* begin Listing *

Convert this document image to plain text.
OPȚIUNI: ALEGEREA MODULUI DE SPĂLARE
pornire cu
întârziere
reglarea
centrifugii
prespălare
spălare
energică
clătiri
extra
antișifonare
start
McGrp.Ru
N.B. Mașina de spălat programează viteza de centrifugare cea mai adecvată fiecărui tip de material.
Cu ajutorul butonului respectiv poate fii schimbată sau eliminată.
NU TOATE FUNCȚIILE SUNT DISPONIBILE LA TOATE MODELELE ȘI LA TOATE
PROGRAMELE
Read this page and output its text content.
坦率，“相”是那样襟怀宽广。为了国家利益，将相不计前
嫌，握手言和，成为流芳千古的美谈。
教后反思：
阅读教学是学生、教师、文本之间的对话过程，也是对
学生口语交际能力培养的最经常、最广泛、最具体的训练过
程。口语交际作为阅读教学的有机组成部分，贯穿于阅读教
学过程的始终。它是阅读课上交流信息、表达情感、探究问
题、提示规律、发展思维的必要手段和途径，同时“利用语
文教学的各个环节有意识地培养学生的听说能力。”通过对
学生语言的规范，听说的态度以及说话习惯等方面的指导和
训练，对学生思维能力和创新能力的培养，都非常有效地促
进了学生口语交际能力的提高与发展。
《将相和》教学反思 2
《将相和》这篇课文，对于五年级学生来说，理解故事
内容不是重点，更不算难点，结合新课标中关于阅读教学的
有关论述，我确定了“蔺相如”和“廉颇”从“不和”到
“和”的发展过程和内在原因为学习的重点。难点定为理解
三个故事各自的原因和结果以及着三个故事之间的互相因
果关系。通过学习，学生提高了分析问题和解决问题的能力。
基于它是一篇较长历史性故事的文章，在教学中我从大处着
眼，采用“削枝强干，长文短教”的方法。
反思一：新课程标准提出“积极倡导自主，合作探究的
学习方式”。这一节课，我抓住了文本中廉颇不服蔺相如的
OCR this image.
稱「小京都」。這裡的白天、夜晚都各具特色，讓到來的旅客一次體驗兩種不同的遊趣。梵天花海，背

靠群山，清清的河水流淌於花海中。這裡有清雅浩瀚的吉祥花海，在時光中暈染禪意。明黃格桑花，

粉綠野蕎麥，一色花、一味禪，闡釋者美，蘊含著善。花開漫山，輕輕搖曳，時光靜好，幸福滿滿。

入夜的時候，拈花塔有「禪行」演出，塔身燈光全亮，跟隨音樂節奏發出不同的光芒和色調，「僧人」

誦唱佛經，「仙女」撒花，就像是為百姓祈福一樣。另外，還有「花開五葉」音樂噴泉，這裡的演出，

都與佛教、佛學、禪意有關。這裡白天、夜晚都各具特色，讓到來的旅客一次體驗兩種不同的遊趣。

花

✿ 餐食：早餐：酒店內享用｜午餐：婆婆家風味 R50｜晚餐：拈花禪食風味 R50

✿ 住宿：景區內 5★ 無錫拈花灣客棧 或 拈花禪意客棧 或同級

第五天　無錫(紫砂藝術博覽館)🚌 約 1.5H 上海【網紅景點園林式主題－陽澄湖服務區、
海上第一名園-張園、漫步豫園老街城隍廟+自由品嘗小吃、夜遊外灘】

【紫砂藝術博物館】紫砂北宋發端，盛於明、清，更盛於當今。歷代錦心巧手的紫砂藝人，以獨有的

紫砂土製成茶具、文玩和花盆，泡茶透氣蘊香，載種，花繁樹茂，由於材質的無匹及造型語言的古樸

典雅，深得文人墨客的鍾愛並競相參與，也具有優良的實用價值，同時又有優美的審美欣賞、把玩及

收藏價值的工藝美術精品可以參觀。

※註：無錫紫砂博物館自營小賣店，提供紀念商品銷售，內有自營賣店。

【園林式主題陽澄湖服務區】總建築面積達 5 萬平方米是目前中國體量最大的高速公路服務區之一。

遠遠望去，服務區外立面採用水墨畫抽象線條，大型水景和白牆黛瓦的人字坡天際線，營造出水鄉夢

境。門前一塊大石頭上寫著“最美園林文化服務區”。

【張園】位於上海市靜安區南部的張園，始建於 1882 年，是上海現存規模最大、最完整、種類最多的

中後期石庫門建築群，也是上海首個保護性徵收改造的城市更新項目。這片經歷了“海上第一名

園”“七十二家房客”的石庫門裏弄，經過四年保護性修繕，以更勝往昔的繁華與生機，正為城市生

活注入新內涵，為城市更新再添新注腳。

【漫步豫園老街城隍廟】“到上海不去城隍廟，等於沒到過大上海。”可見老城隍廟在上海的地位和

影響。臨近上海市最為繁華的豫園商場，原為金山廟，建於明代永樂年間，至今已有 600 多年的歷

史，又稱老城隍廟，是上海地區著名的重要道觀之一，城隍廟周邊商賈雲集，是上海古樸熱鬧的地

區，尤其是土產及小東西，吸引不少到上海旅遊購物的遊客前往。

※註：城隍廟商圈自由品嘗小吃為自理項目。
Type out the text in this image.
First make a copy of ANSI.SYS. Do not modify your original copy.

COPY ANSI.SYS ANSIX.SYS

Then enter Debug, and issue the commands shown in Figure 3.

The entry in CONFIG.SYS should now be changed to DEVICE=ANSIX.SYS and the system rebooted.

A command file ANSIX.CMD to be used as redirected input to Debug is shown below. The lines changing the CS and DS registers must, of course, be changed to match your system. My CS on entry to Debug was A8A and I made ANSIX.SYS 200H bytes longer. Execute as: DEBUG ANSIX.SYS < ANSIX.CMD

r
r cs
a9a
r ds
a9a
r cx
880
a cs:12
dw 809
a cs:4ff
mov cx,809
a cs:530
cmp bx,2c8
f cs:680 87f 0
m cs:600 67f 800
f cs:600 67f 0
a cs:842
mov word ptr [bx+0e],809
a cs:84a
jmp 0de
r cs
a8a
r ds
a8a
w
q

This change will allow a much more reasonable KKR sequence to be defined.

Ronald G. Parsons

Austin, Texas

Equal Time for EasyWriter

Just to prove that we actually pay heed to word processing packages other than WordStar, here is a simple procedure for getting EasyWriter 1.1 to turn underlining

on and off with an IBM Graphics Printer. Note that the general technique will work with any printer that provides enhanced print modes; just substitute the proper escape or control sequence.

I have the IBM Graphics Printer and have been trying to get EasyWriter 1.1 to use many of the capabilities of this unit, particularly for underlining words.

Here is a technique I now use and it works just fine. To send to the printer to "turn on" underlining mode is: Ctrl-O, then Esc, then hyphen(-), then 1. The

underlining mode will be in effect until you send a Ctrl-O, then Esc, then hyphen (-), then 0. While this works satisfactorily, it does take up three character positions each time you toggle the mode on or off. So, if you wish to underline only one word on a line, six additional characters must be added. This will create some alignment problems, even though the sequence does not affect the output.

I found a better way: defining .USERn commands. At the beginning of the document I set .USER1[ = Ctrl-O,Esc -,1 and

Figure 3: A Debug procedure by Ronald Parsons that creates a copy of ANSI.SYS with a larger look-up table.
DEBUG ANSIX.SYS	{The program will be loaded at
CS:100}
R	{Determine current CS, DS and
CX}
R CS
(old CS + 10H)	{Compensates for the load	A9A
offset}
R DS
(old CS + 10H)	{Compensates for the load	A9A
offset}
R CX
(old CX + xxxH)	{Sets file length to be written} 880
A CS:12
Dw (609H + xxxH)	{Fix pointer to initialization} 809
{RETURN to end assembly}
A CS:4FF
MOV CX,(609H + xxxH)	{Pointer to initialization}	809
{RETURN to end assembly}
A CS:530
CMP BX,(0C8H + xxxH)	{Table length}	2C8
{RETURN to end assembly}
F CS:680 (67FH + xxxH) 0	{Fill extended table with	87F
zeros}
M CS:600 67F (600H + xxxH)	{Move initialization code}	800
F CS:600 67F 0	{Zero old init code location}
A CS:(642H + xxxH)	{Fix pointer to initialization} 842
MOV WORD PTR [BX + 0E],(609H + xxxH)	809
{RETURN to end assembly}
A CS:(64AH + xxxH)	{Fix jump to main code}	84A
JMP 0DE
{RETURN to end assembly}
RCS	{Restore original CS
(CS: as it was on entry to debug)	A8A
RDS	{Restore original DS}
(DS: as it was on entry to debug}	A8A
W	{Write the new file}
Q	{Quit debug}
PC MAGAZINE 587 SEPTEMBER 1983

* end Listing *

=== Problem ===
List all lines holding the string "ANSIX".

=== Task response ===
COPY ANSI.SYS ANSIX.SYS
The entry in CONFIG.SYS should now be changed to DEVICE=ANSIX.SYS and the system rebooted.
A command file ANSIX.CMD to be used as redirected input to Debug is shown below. The lines changing the CS and DS registers must, of course, be changed to match your system. My CS on entry to Debug was A8A and I made ANSIX.SYS 200H bytes longer. Execute as: DEBUG ANSIX.SYS < ANSIX.CMD
DEBUG ANSIX.SYS	{The program will be loaded at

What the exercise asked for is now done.